:: Data for this task

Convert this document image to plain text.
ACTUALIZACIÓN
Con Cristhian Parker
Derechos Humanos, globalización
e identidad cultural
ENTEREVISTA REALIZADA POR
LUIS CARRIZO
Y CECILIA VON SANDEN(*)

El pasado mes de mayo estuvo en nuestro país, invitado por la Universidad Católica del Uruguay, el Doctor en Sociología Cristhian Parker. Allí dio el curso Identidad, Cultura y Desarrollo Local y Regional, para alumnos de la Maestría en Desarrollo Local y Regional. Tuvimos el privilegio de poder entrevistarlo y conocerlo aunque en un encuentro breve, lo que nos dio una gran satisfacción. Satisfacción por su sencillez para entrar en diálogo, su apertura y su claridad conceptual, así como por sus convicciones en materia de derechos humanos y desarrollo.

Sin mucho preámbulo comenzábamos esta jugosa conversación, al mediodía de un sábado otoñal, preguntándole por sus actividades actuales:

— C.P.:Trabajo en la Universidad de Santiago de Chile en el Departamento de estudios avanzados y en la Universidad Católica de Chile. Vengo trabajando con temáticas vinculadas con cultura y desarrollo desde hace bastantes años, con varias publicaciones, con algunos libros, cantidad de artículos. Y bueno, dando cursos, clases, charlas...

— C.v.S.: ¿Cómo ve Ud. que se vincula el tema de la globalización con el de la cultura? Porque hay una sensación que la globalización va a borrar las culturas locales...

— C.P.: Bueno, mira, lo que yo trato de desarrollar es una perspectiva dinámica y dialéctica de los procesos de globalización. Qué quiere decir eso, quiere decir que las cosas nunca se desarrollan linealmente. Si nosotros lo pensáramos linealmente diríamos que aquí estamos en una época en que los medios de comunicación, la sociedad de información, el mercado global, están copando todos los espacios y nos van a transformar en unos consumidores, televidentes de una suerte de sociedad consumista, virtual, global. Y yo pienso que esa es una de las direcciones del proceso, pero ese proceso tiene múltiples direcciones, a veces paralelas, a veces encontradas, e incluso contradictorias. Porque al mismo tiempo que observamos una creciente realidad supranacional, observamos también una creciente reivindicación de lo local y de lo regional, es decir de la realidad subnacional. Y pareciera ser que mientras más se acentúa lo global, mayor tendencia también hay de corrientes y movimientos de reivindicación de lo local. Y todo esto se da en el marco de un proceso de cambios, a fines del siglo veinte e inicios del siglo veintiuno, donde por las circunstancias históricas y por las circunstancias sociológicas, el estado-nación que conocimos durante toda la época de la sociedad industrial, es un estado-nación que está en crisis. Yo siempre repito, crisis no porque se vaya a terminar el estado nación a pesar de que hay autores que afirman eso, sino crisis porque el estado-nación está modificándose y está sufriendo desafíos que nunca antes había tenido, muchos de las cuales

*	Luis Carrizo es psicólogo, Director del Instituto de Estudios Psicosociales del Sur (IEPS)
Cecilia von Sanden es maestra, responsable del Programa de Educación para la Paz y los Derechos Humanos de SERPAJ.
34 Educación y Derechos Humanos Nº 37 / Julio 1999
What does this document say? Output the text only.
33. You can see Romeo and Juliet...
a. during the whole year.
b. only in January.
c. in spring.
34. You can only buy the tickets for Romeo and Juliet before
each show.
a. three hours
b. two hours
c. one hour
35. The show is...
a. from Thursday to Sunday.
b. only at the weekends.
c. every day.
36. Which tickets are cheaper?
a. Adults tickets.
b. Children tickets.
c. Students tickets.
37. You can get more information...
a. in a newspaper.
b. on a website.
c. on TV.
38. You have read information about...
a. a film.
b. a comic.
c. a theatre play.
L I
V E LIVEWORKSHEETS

::::

Set task:
Transcribe the records above exactly as they appear.

Result for this exercise:
Convert this document image to plain text.
ACTUALIZACIÓN
Con Cristhian Parker
Derechos Humanos, globalización
e identidad cultural
ENTEREVISTA REALIZADA POR
LUIS CARRIZO
Y CECILIA VON SANDEN(*)

El pasado mes de mayo estuvo en nuestro país, invitado por la Universidad Católica del Uruguay, el Doctor en Sociología Cristhian Parker. Allí dio el curso Identidad, Cultura y Desarrollo Local y Regional, para alumnos de la Maestría en Desarrollo Local y Regional. Tuvimos el privilegio de poder entrevistarlo y conocerlo aunque en un encuentro breve, lo que nos dio una gran satisfacción. Satisfacción por su sencillez para entrar en diálogo, su apertura y su claridad conceptual, así como por sus convicciones en materia de derechos humanos y desarrollo.

Sin mucho preámbulo comenzábamos esta jugosa conversación, al mediodía de un sábado otoñal, preguntándole por sus actividades actuales:

— C.P.:Trabajo en la Universidad de Santiago de Chile en el Departamento de estudios avanzados y en la Universidad Católica de Chile. Vengo trabajando con temáticas vinculadas con cultura y desarrollo desde hace bastantes años, con varias publicaciones, con algunos libros, cantidad de artículos. Y bueno, dando cursos, clases, charlas...

— C.v.S.: ¿Cómo ve Ud. que se vincula el tema de la globalización con el de la cultura? Porque hay una sensación que la globalización va a borrar las culturas locales...

— C.P.: Bueno, mira, lo que yo trato de desarrollar es una perspectiva dinámica y dialéctica de los procesos de globalización. Qué quiere decir eso, quiere decir que las cosas nunca se desarrollan linealmente. Si nosotros lo pensáramos linealmente diríamos que aquí estamos en una época en que los medios de comunicación, la sociedad de información, el mercado global, están copando todos los espacios y nos van a transformar en unos consumidores, televidentes de una suerte de sociedad consumista, virtual, global. Y yo pienso que esa es una de las direcciones del proceso, pero ese proceso tiene múltiples direcciones, a veces paralelas, a veces encontradas, e incluso contradictorias. Porque al mismo tiempo que observamos una creciente realidad supranacional, observamos también una creciente reivindicación de lo local y de lo regional, es decir de la realidad subnacional. Y pareciera ser que mientras más se acentúa lo global, mayor tendencia también hay de corrientes y movimientos de reivindicación de lo local. Y todo esto se da en el marco de un proceso de cambios, a fines del siglo veinte e inicios del siglo veintiuno, donde por las circunstancias históricas y por las circunstancias sociológicas, el estado-nación que conocimos durante toda la época de la sociedad industrial, es un estado-nación que está en crisis. Yo siempre repito, crisis no porque se vaya a terminar el estado nación a pesar de que hay autores que afirman eso, sino crisis porque el estado-nación está modificándose y está sufriendo desafíos que nunca antes había tenido, muchos de las cuales

*	Luis Carrizo es psicólogo, Director del Instituto de Estudios Psicosociales del Sur (IEPS)
Cecilia von Sanden es maestra, responsable del Programa de Educación para la Paz y los Derechos Humanos de SERPAJ.
34 Educación y Derechos Humanos Nº 37 / Julio 1999
What does this document say? Output the text only.
33. You can see Romeo and Juliet...
a. during the whole year.
b. only in January.
c. in spring.
34. You can only buy the tickets for Romeo and Juliet before
each show.
a. three hours
b. two hours
c. one hour
35. The show is...
a. from Thursday to Sunday.
b. only at the weekends.
c. every day.
36. Which tickets are cheaper?
a. Adults tickets.
b. Children tickets.
c. Students tickets.
37. You can get more information...
a. in a newspaper.
b. on a website.
c. on TV.
38. You have read information about...
a. a film.
b. a comic.
c. a theatre play.
L I
V E LIVEWORKSHEETS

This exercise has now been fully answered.